Output the material exactly, but drop every image it holds.

Start Working data

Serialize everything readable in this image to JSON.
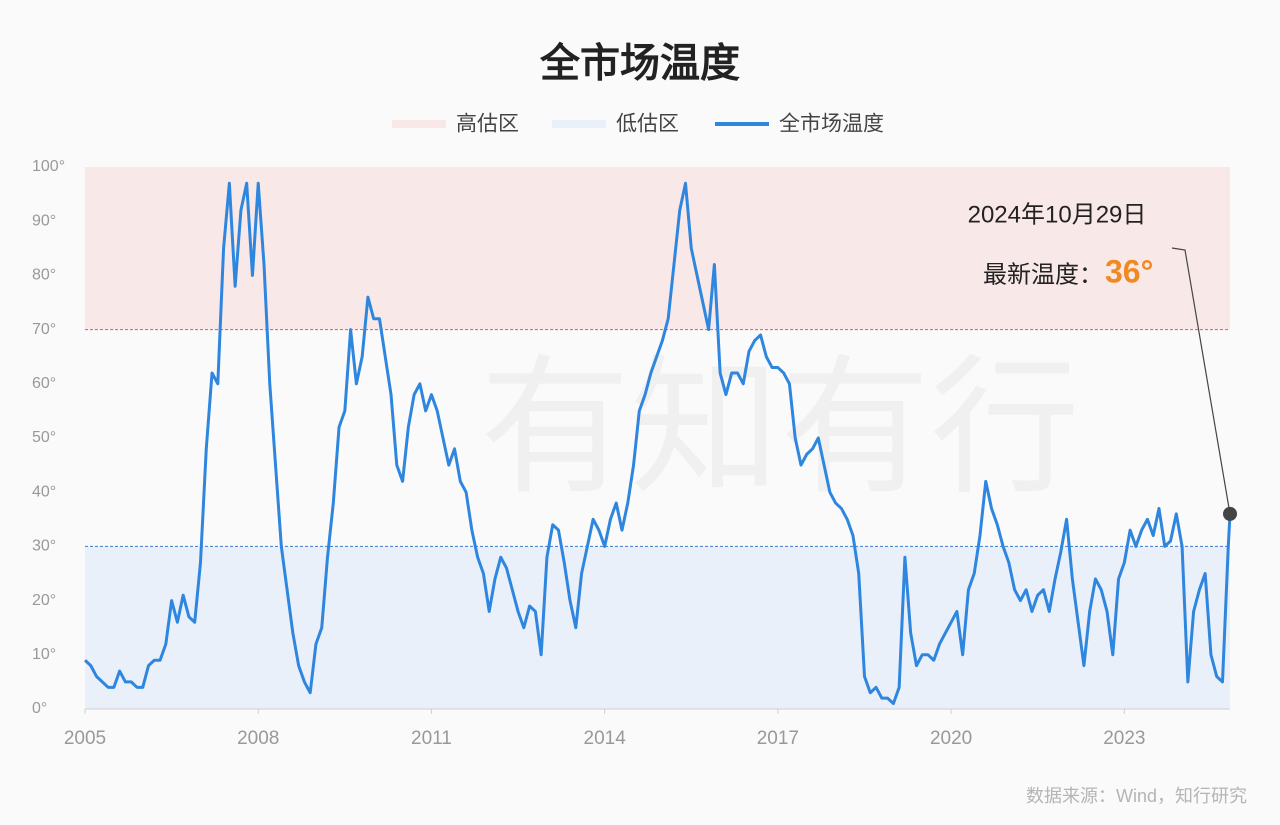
{
  "chart_data": {
    "type": "line",
    "title": "全市场温度",
    "watermark": "有知有行",
    "source": "数据来源：Wind，知行研究",
    "bands": [
      {
        "name": "高估区",
        "range": [
          70,
          100
        ],
        "color": "#f8e9e8",
        "line_color": "#e05a5a"
      },
      {
        "name": "低估区",
        "range": [
          0,
          30
        ],
        "color": "#e9f0f9",
        "line_color": "#3a7fd0"
      }
    ],
    "x": [
      2005,
      2005.1,
      2005.2,
      2005.3,
      2005.4,
      2005.5,
      2005.6,
      2005.7,
      2005.8,
      2005.9,
      2006,
      2006.1,
      2006.2,
      2006.3,
      2006.4,
      2006.5,
      2006.6,
      2006.7,
      2006.8,
      2006.9,
      2007,
      2007.1,
      2007.2,
      2007.3,
      2007.4,
      2007.5,
      2007.6,
      2007.7,
      2007.8,
      2007.9,
      2008,
      2008.1,
      2008.2,
      2008.3,
      2008.4,
      2008.5,
      2008.6,
      2008.7,
      2008.8,
      2008.9,
      2009,
      2009.1,
      2009.2,
      2009.3,
      2009.4,
      2009.5,
      2009.6,
      2009.7,
      2009.8,
      2009.9,
      2010,
      2010.1,
      2010.2,
      2010.3,
      2010.4,
      2010.5,
      2010.6,
      2010.7,
      2010.8,
      2010.9,
      2011,
      2011.1,
      2011.2,
      2011.3,
      2011.4,
      2011.5,
      2011.6,
      2011.7,
      2011.8,
      2011.9,
      2012,
      2012.1,
      2012.2,
      2012.3,
      2012.4,
      2012.5,
      2012.6,
      2012.7,
      2012.8,
      2012.9,
      2013,
      2013.1,
      2013.2,
      2013.3,
      2013.4,
      2013.5,
      2013.6,
      2013.7,
      2013.8,
      2013.9,
      2014,
      2014.1,
      2014.2,
      2014.3,
      2014.4,
      2014.5,
      2014.6,
      2014.7,
      2014.8,
      2014.9,
      2015,
      2015.1,
      2015.2,
      2015.3,
      2015.4,
      2015.5,
      2015.6,
      2015.7,
      2015.8,
      2015.9,
      2016,
      2016.1,
      2016.2,
      2016.3,
      2016.4,
      2016.5,
      2016.6,
      2016.7,
      2016.8,
      2016.9,
      2017,
      2017.1,
      2017.2,
      2017.3,
      2017.4,
      2017.5,
      2017.6,
      2017.7,
      2017.8,
      2017.9,
      2018,
      2018.1,
      2018.2,
      2018.3,
      2018.4,
      2018.5,
      2018.6,
      2018.7,
      2018.8,
      2018.9,
      2019,
      2019.1,
      2019.2,
      2019.3,
      2019.4,
      2019.5,
      2019.6,
      2019.7,
      2019.8,
      2019.9,
      2020,
      2020.1,
      2020.2,
      2020.3,
      2020.4,
      2020.5,
      2020.6,
      2020.7,
      2020.8,
      2020.9,
      2021,
      2021.1,
      2021.2,
      2021.3,
      2021.4,
      2021.5,
      2021.6,
      2021.7,
      2021.8,
      2021.9,
      2022,
      2022.1,
      2022.2,
      2022.3,
      2022.4,
      2022.5,
      2022.6,
      2022.7,
      2022.8,
      2022.9,
      2023,
      2023.1,
      2023.2,
      2023.3,
      2023.4,
      2023.5,
      2023.6,
      2023.7,
      2023.8,
      2023.9,
      2024,
      2024.1,
      2024.2,
      2024.3,
      2024.4,
      2024.5,
      2024.6,
      2024.7,
      2024.8,
      2024.83
    ],
    "series": [
      {
        "name": "全市场温度",
        "color": "#2f86de",
        "values": [
          9,
          8,
          6,
          5,
          4,
          4,
          7,
          5,
          5,
          4,
          4,
          8,
          9,
          9,
          12,
          20,
          16,
          21,
          17,
          16,
          27,
          48,
          62,
          60,
          85,
          97,
          78,
          92,
          97,
          80,
          97,
          82,
          60,
          45,
          30,
          22,
          14,
          8,
          5,
          3,
          12,
          15,
          28,
          38,
          52,
          55,
          70,
          60,
          65,
          76,
          72,
          72,
          65,
          58,
          45,
          42,
          52,
          58,
          60,
          55,
          58,
          55,
          50,
          45,
          48,
          42,
          40,
          33,
          28,
          25,
          18,
          24,
          28,
          26,
          22,
          18,
          15,
          19,
          18,
          10,
          28,
          34,
          33,
          27,
          20,
          15,
          25,
          30,
          35,
          33,
          30,
          35,
          38,
          33,
          38,
          45,
          55,
          58,
          62,
          65,
          68,
          72,
          82,
          92,
          97,
          85,
          80,
          75,
          70,
          82,
          62,
          58,
          62,
          62,
          60,
          66,
          68,
          69,
          65,
          63,
          63,
          62,
          60,
          50,
          45,
          47,
          48,
          50,
          45,
          40,
          38,
          37,
          35,
          32,
          25,
          6,
          3,
          4,
          2,
          2,
          1,
          4,
          28,
          14,
          8,
          10,
          10,
          9,
          12,
          14,
          16,
          18,
          10,
          22,
          25,
          32,
          42,
          37,
          34,
          30,
          27,
          22,
          20,
          22,
          18,
          21,
          22,
          18,
          24,
          29,
          35,
          24,
          16,
          8,
          18,
          24,
          22,
          18,
          10,
          24,
          27,
          33,
          30,
          33,
          35,
          32,
          37,
          30,
          31,
          36,
          30,
          5,
          18,
          22,
          25,
          10,
          6,
          5,
          30,
          36
        ]
      }
    ],
    "xlim": [
      2005,
      2024.83
    ],
    "xticks": [
      2005,
      2008,
      2011,
      2014,
      2017,
      2020,
      2023
    ],
    "ylim": [
      0,
      100
    ],
    "yticks": [
      {
        "value": 0,
        "label": "0°"
      },
      {
        "value": 10,
        "label": "10°"
      },
      {
        "value": 20,
        "label": "20°"
      },
      {
        "value": 30,
        "label": "30°"
      },
      {
        "value": 40,
        "label": "40°"
      },
      {
        "value": 50,
        "label": "50°"
      },
      {
        "value": 60,
        "label": "60°"
      },
      {
        "value": 70,
        "label": "70°"
      },
      {
        "value": 80,
        "label": "80°"
      },
      {
        "value": 90,
        "label": "90°"
      },
      {
        "value": 100,
        "label": "100°"
      }
    ],
    "annotation": {
      "date": "2024年10月29日",
      "label": "最新温度：",
      "x": 2024.83,
      "value": 36,
      "value_label": "36°",
      "value_color": "#ef8a22"
    }
  }
}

End Working data

_Response to this task_.
Serialize everything readable in this image to JSON.
{
  "chart_data": {
    "type": "line",
    "title": "全市场温度",
    "watermark": "有知有行",
    "source": "数据来源：Wind，知行研究",
    "bands": [
      {
        "name": "高估区",
        "range": [
          70,
          100
        ],
        "color": "#f8e9e8",
        "line_color": "#e05a5a"
      },
      {
        "name": "低估区",
        "range": [
          0,
          30
        ],
        "color": "#e9f0f9",
        "line_color": "#3a7fd0"
      }
    ],
    "x": [
      2005,
      2005.1,
      2005.2,
      2005.3,
      2005.4,
      2005.5,
      2005.6,
      2005.7,
      2005.8,
      2005.9,
      2006,
      2006.1,
      2006.2,
      2006.3,
      2006.4,
      2006.5,
      2006.6,
      2006.7,
      2006.8,
      2006.9,
      2007,
      2007.1,
      2007.2,
      2007.3,
      2007.4,
      2007.5,
      2007.6,
      2007.7,
      2007.8,
      2007.9,
      2008,
      2008.1,
      2008.2,
      2008.3,
      2008.4,
      2008.5,
      2008.6,
      2008.7,
      2008.8,
      2008.9,
      2009,
      2009.1,
      2009.2,
      2009.3,
      2009.4,
      2009.5,
      2009.6,
      2009.7,
      2009.8,
      2009.9,
      2010,
      2010.1,
      2010.2,
      2010.3,
      2010.4,
      2010.5,
      2010.6,
      2010.7,
      2010.8,
      2010.9,
      2011,
      2011.1,
      2011.2,
      2011.3,
      2011.4,
      2011.5,
      2011.6,
      2011.7,
      2011.8,
      2011.9,
      2012,
      2012.1,
      2012.2,
      2012.3,
      2012.4,
      2012.5,
      2012.6,
      2012.7,
      2012.8,
      2012.9,
      2013,
      2013.1,
      2013.2,
      2013.3,
      2013.4,
      2013.5,
      2013.6,
      2013.7,
      2013.8,
      2013.9,
      2014,
      2014.1,
      2014.2,
      2014.3,
      2014.4,
      2014.5,
      2014.6,
      2014.7,
      2014.8,
      2014.9,
      2015,
      2015.1,
      2015.2,
      2015.3,
      2015.4,
      2015.5,
      2015.6,
      2015.7,
      2015.8,
      2015.9,
      2016,
      2016.1,
      2016.2,
      2016.3,
      2016.4,
      2016.5,
      2016.6,
      2016.7,
      2016.8,
      2016.9,
      2017,
      2017.1,
      2017.2,
      2017.3,
      2017.4,
      2017.5,
      2017.6,
      2017.7,
      2017.8,
      2017.9,
      2018,
      2018.1,
      2018.2,
      2018.3,
      2018.4,
      2018.5,
      2018.6,
      2018.7,
      2018.8,
      2018.9,
      2019,
      2019.1,
      2019.2,
      2019.3,
      2019.4,
      2019.5,
      2019.6,
      2019.7,
      2019.8,
      2019.9,
      2020,
      2020.1,
      2020.2,
      2020.3,
      2020.4,
      2020.5,
      2020.6,
      2020.7,
      2020.8,
      2020.9,
      2021,
      2021.1,
      2021.2,
      2021.3,
      2021.4,
      2021.5,
      2021.6,
      2021.7,
      2021.8,
      2021.9,
      2022,
      2022.1,
      2022.2,
      2022.3,
      2022.4,
      2022.5,
      2022.6,
      2022.7,
      2022.8,
      2022.9,
      2023,
      2023.1,
      2023.2,
      2023.3,
      2023.4,
      2023.5,
      2023.6,
      2023.7,
      2023.8,
      2023.9,
      2024,
      2024.1,
      2024.2,
      2024.3,
      2024.4,
      2024.5,
      2024.6,
      2024.7,
      2024.8,
      2024.83
    ],
    "series": [
      {
        "name": "全市场温度",
        "color": "#2f86de",
        "values": [
          9,
          8,
          6,
          5,
          4,
          4,
          7,
          5,
          5,
          4,
          4,
          8,
          9,
          9,
          12,
          20,
          16,
          21,
          17,
          16,
          27,
          48,
          62,
          60,
          85,
          97,
          78,
          92,
          97,
          80,
          97,
          82,
          60,
          45,
          30,
          22,
          14,
          8,
          5,
          3,
          12,
          15,
          28,
          38,
          52,
          55,
          70,
          60,
          65,
          76,
          72,
          72,
          65,
          58,
          45,
          42,
          52,
          58,
          60,
          55,
          58,
          55,
          50,
          45,
          48,
          42,
          40,
          33,
          28,
          25,
          18,
          24,
          28,
          26,
          22,
          18,
          15,
          19,
          18,
          10,
          28,
          34,
          33,
          27,
          20,
          15,
          25,
          30,
          35,
          33,
          30,
          35,
          38,
          33,
          38,
          45,
          55,
          58,
          62,
          65,
          68,
          72,
          82,
          92,
          97,
          85,
          80,
          75,
          70,
          82,
          62,
          58,
          62,
          62,
          60,
          66,
          68,
          69,
          65,
          63,
          63,
          62,
          60,
          50,
          45,
          47,
          48,
          50,
          45,
          40,
          38,
          37,
          35,
          32,
          25,
          6,
          3,
          4,
          2,
          2,
          1,
          4,
          28,
          14,
          8,
          10,
          10,
          9,
          12,
          14,
          16,
          18,
          10,
          22,
          25,
          32,
          42,
          37,
          34,
          30,
          27,
          22,
          20,
          22,
          18,
          21,
          22,
          18,
          24,
          29,
          35,
          24,
          16,
          8,
          18,
          24,
          22,
          18,
          10,
          24,
          27,
          33,
          30,
          33,
          35,
          32,
          37,
          30,
          31,
          36,
          30,
          5,
          18,
          22,
          25,
          10,
          6,
          5,
          30,
          36
        ]
      }
    ],
    "xlim": [
      2005,
      2024.83
    ],
    "xticks": [
      2005,
      2008,
      2011,
      2014,
      2017,
      2020,
      2023
    ],
    "ylim": [
      0,
      100
    ],
    "yticks": [
      {
        "value": 0,
        "label": "0°"
      },
      {
        "value": 10,
        "label": "10°"
      },
      {
        "value": 20,
        "label": "20°"
      },
      {
        "value": 30,
        "label": "30°"
      },
      {
        "value": 40,
        "label": "40°"
      },
      {
        "value": 50,
        "label": "50°"
      },
      {
        "value": 60,
        "label": "60°"
      },
      {
        "value": 70,
        "label": "70°"
      },
      {
        "value": 80,
        "label": "80°"
      },
      {
        "value": 90,
        "label": "90°"
      },
      {
        "value": 100,
        "label": "100°"
      }
    ],
    "annotation": {
      "date": "2024年10月29日",
      "label": "最新温度：",
      "x": 2024.83,
      "value": 36,
      "value_label": "36°",
      "value_color": "#ef8a22"
    }
  }
}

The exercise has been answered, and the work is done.